··· LISTING ···

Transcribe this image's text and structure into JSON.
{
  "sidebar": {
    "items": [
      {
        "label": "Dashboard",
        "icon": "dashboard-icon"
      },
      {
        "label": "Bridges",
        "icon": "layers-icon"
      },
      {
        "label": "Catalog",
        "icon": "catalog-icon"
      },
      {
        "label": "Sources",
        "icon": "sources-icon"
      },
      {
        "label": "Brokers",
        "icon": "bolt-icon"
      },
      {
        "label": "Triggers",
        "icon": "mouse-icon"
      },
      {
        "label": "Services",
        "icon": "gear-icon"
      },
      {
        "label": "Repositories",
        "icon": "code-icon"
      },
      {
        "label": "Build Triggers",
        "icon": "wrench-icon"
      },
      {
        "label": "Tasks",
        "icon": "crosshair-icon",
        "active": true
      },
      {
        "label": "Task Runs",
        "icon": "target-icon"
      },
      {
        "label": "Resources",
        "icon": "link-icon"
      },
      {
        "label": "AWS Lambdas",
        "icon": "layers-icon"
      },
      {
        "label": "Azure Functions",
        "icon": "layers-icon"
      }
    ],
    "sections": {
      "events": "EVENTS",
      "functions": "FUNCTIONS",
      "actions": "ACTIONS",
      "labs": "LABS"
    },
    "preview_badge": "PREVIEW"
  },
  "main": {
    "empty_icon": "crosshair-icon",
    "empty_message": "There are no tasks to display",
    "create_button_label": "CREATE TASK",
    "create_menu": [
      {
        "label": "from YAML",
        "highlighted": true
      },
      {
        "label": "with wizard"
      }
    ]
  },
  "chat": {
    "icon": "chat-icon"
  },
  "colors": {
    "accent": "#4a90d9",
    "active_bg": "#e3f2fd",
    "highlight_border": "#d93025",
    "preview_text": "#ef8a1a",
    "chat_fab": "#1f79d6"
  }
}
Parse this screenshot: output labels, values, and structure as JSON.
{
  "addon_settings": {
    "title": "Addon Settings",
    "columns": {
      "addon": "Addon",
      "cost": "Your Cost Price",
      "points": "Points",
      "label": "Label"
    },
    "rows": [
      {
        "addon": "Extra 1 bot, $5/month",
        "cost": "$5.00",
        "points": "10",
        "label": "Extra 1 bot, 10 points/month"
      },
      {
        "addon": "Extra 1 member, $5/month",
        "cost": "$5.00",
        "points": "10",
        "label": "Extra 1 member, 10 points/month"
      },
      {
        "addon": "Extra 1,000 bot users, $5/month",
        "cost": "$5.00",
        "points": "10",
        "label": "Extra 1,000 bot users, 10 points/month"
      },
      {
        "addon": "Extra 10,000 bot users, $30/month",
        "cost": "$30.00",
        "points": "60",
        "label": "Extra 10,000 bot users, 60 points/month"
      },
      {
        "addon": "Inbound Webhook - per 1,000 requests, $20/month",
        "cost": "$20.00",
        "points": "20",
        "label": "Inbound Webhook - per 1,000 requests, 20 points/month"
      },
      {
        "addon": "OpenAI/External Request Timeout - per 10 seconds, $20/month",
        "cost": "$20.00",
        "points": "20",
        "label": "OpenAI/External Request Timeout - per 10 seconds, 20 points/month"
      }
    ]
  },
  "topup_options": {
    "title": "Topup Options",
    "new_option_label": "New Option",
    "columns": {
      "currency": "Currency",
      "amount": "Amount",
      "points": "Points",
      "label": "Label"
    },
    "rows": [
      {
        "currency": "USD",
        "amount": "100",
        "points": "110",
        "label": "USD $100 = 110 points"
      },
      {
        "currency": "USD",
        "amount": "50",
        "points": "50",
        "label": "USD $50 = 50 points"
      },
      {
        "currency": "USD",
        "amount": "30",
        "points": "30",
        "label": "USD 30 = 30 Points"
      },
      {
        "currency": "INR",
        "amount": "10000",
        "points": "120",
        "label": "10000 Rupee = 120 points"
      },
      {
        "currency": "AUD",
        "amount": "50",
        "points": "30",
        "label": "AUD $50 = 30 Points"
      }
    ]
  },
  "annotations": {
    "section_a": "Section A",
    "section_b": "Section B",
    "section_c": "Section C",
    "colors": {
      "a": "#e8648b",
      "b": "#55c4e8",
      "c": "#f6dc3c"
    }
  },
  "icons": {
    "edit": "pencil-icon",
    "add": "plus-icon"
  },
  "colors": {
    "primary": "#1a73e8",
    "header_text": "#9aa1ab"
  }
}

···

DESCRIPTION OF THE TASK
Pick out each line in the material containing "member".

ANSWER TO THE TASK
        "addon": "Extra 1 member, $5/month",
        "label": "Extra 1 member, 10 points/month"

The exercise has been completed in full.